Find how many lines contain "open" and state only that number.

------------------------------

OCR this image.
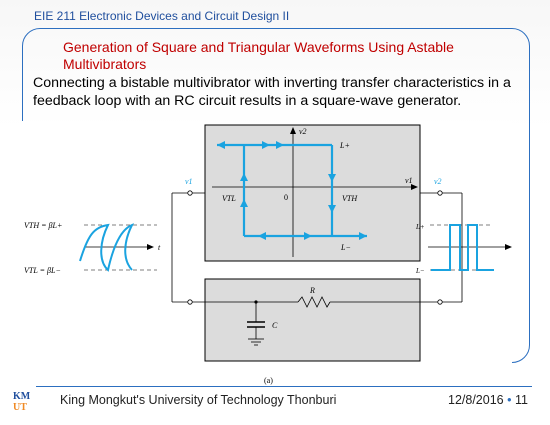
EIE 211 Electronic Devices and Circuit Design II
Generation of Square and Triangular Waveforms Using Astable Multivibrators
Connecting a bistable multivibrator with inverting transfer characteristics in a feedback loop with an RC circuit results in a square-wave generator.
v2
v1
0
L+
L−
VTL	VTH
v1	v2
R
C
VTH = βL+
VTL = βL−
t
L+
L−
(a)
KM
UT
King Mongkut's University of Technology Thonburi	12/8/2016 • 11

------------------------------

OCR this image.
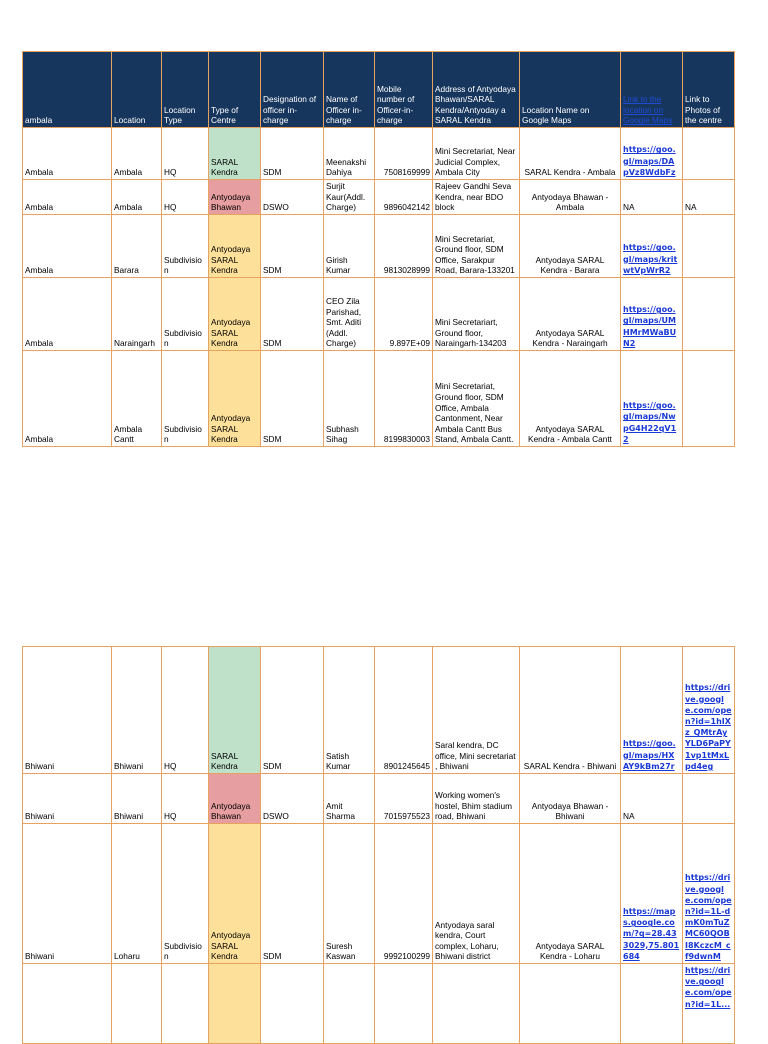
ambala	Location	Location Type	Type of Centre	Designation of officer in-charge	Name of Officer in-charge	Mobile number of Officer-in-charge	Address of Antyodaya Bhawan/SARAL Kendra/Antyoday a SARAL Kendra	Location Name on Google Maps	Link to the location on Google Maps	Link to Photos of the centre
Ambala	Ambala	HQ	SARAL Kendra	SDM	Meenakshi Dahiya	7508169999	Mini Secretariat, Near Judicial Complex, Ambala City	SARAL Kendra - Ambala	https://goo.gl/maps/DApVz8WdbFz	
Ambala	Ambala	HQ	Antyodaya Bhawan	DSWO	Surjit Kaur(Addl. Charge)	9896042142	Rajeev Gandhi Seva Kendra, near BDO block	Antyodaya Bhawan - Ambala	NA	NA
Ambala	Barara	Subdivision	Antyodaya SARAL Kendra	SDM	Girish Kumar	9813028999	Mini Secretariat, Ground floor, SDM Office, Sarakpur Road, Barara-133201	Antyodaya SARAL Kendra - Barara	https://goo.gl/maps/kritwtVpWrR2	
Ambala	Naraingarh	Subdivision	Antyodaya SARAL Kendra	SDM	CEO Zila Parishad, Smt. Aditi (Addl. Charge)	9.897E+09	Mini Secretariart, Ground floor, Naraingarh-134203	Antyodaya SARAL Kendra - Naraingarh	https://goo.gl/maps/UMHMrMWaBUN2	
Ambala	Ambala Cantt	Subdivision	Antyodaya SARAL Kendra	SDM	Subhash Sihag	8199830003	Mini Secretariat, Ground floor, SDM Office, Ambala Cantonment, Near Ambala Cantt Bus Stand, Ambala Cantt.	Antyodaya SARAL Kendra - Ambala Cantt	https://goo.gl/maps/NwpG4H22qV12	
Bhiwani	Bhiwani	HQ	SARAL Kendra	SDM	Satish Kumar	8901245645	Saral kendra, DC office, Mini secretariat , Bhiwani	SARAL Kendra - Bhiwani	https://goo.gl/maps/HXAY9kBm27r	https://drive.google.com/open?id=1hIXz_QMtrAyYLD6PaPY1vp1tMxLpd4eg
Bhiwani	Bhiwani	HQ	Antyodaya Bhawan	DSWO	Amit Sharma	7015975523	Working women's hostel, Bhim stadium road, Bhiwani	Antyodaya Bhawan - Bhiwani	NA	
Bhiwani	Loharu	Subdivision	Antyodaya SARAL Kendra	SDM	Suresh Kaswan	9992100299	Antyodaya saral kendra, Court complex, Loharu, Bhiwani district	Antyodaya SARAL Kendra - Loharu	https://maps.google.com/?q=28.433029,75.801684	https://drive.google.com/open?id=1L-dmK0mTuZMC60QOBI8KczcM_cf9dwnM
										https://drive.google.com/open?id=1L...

------------------------------

_IN RESPONSE_:
3